### Exercise goal
Transcribe each line of the records below exactly, excluding any embedded images.

### Source material
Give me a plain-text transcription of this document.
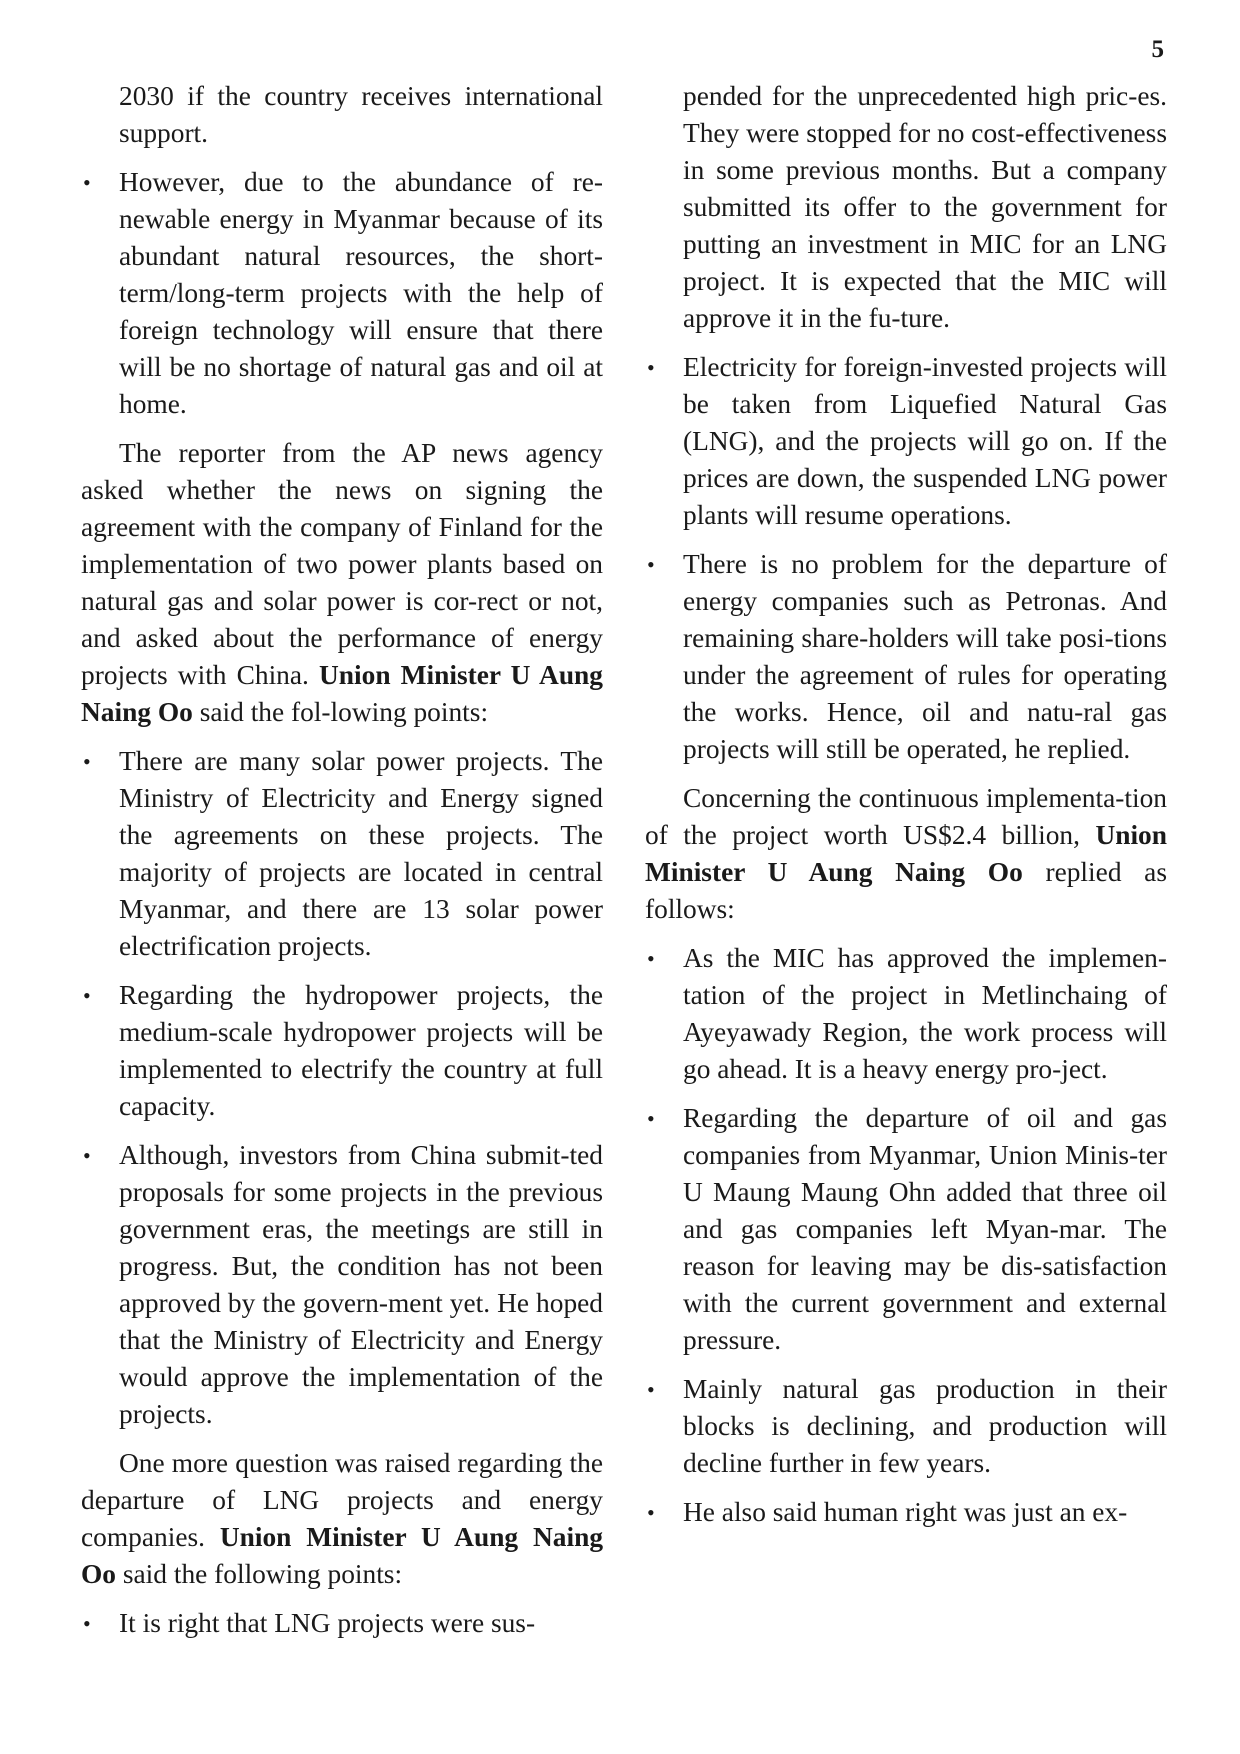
5

2030 if the country receives international support.

• However, due to the abundance of re-newable energy in Myanmar because of its abundant natural resources, the short-term/long-term projects with the help of foreign technology will ensure that there will be no shortage of natural gas and oil at home.

The reporter from the AP news agency asked whether the news on signing the agreement with the company of Finland for the implementation of two power plants based on natural gas and solar power is cor-rect or not, and asked about the performance of energy projects with China. Union Minister U Aung Naing Oo said the fol-lowing points:

• There are many solar power projects. The Ministry of Electricity and Energy signed the agreements on these projects. The majority of projects are located in central Myanmar, and there are 13 solar power electrification projects.
• Regarding the hydropower projects, the medium-scale hydropower projects will be implemented to electrify the country at full capacity.
• Although, investors from China submit-ted proposals for some projects in the previous government eras, the meetings are still in progress. But, the condition has not been approved by the govern-ment yet. He hoped that the Ministry of Electricity and Energy would approve the implementation of the projects.

One more question was raised regarding the departure of LNG projects and energy companies. Union Minister U Aung Naing Oo said the following points:

• It is right that LNG projects were sus-

pended for the unprecedented high pric-es. They were stopped for no cost-effectiveness in some previous months. But a company submitted its offer to the government for putting an investment in MIC for an LNG project. It is expected that the MIC will approve it in the fu-ture.

• Electricity for foreign-invested projects will be taken from Liquefied Natural Gas (LNG), and the projects will go on. If the prices are down, the suspended LNG power plants will resume operations.
• There is no problem for the departure of energy companies such as Petronas. And remaining share-holders will take posi-tions under the agreement of rules for operating the works. Hence, oil and natu-ral gas projects will still be operated, he replied.

Concerning the continuous implementa-tion of the project worth US$2.4 billion, Union Minister U Aung Naing Oo replied as follows:

• As the MIC has approved the implemen-tation of the project in Metlinchaing of Ayeyawady Region, the work process will go ahead. It is a heavy energy pro-ject.
• Regarding the departure of oil and gas companies from Myanmar, Union Minis-ter U Maung Maung Ohn added that three oil and gas companies left Myan-mar. The reason for leaving may be dis-satisfaction with the current government and external pressure.
• Mainly natural gas production in their blocks is declining, and production will decline further in few years.
• He also said human right was just an ex-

### Reply to the task
Give me a plain-text transcription of this document.
5

2030 if the country receives international support.

• However, due to the abundance of re-newable energy in Myanmar because of its abundant natural resources, the short-term/long-term projects with the help of foreign technology will ensure that there will be no shortage of natural gas and oil at home.

The reporter from the AP news agency asked whether the news on signing the agreement with the company of Finland for the implementation of two power plants based on natural gas and solar power is cor-rect or not, and asked about the performance of energy projects with China. Union Minister U Aung Naing Oo said the fol-lowing points:

• There are many solar power projects. The Ministry of Electricity and Energy signed the agreements on these projects. The majority of projects are located in central Myanmar, and there are 13 solar power electrification projects.
• Regarding the hydropower projects, the medium-scale hydropower projects will be implemented to electrify the country at full capacity.
• Although, investors from China submit-ted proposals for some projects in the previous government eras, the meetings are still in progress. But, the condition has not been approved by the govern-ment yet. He hoped that the Ministry of Electricity and Energy would approve the implementation of the projects.

One more question was raised regarding the departure of LNG projects and energy companies. Union Minister U Aung Naing Oo said the following points:

• It is right that LNG projects were sus-

pended for the unprecedented high pric-es. They were stopped for no cost-effectiveness in some previous months. But a company submitted its offer to the government for putting an investment in MIC for an LNG project. It is expected that the MIC will approve it in the fu-ture.

• Electricity for foreign-invested projects will be taken from Liquefied Natural Gas (LNG), and the projects will go on. If the prices are down, the suspended LNG power plants will resume operations.
• There is no problem for the departure of energy companies such as Petronas. And remaining share-holders will take posi-tions under the agreement of rules for operating the works. Hence, oil and natu-ral gas projects will still be operated, he replied.

Concerning the continuous implementa-tion of the project worth US$2.4 billion, Union Minister U Aung Naing Oo replied as follows:

• As the MIC has approved the implemen-tation of the project in Metlinchaing of Ayeyawady Region, the work process will go ahead. It is a heavy energy pro-ject.
• Regarding the departure of oil and gas companies from Myanmar, Union Minis-ter U Maung Maung Ohn added that three oil and gas companies left Myan-mar. The reason for leaving may be dis-satisfaction with the current government and external pressure.
• Mainly natural gas production in their blocks is declining, and production will decline further in few years.
• He also said human right was just an ex-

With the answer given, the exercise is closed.